**Task statement**
Only a number is wanted here: the number of lines of the data that include "期中综合复习".

**Data entries**
• • •

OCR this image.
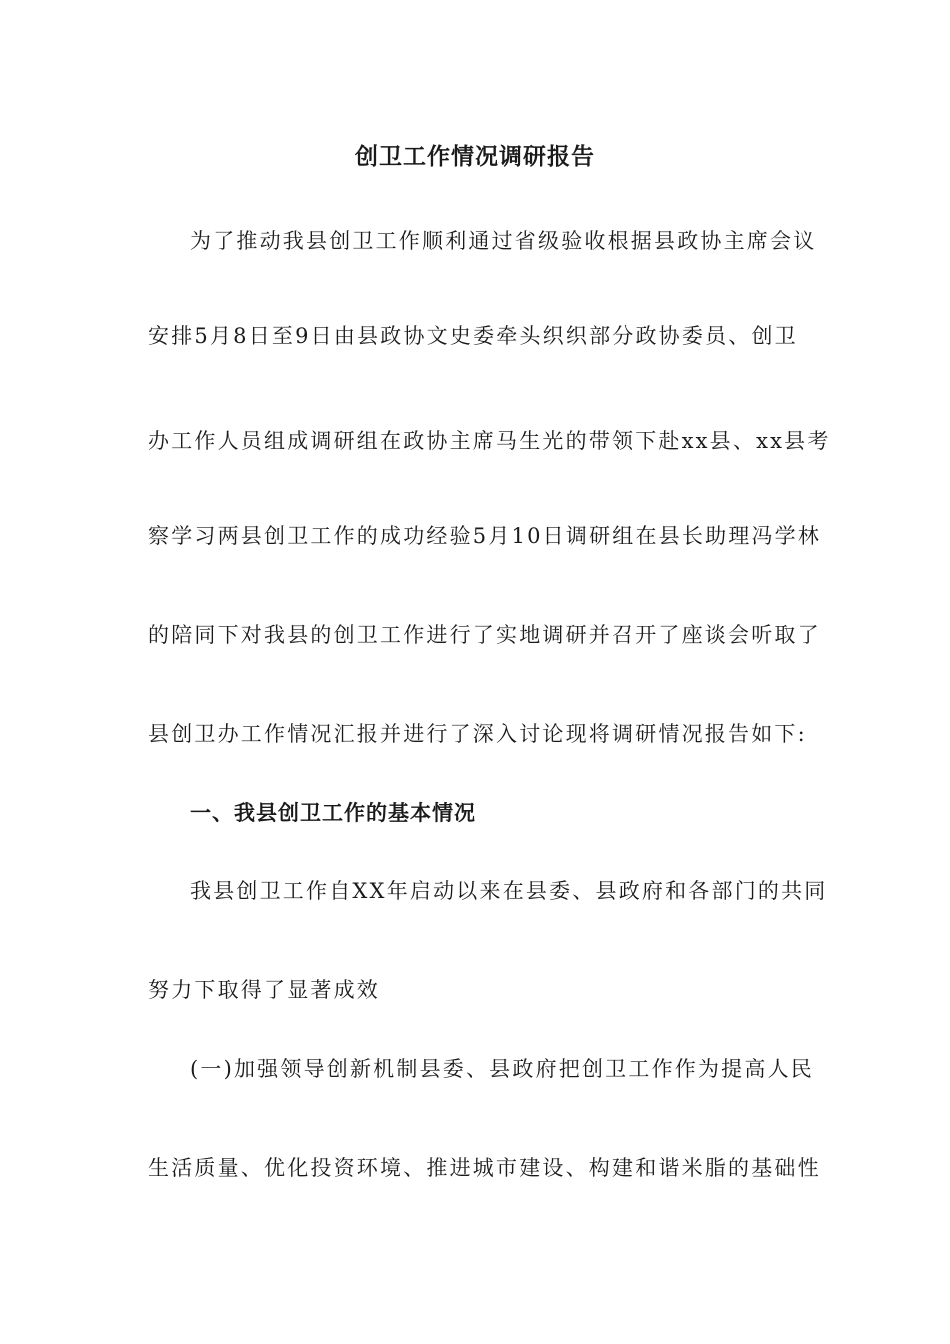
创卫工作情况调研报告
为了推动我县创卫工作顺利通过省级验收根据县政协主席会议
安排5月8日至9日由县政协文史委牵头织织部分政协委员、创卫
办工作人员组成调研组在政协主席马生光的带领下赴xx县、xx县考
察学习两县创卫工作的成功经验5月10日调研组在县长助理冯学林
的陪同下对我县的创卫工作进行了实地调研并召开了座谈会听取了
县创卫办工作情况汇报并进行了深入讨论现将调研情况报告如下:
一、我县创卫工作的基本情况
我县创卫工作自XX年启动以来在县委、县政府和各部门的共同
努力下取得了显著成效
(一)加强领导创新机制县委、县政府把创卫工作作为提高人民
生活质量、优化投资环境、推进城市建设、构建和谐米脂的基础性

• • •

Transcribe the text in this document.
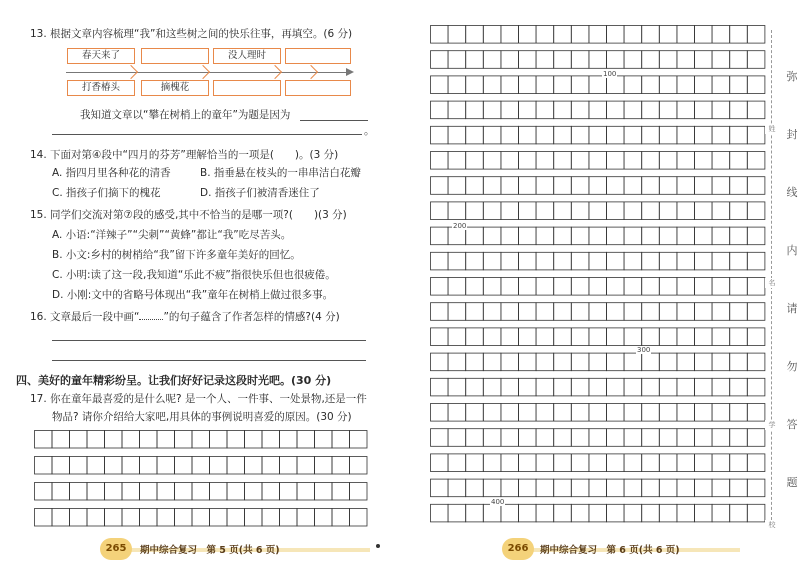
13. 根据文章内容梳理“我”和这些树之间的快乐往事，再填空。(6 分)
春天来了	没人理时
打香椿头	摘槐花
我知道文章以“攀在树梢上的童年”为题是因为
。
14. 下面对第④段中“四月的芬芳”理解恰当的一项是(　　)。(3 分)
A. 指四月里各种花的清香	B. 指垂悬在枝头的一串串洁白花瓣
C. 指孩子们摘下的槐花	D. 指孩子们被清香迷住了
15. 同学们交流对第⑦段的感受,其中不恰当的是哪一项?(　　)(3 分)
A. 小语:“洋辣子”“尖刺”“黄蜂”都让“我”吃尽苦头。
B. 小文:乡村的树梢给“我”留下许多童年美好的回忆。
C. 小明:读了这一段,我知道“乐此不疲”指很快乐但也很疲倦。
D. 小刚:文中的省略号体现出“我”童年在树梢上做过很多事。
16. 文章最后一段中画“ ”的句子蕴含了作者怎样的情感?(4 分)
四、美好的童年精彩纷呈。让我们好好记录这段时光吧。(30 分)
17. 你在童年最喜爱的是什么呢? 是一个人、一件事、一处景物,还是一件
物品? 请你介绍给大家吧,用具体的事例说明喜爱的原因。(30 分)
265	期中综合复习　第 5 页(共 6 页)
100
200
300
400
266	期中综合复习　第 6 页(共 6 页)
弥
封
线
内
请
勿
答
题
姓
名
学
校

• • •

**Task result**
2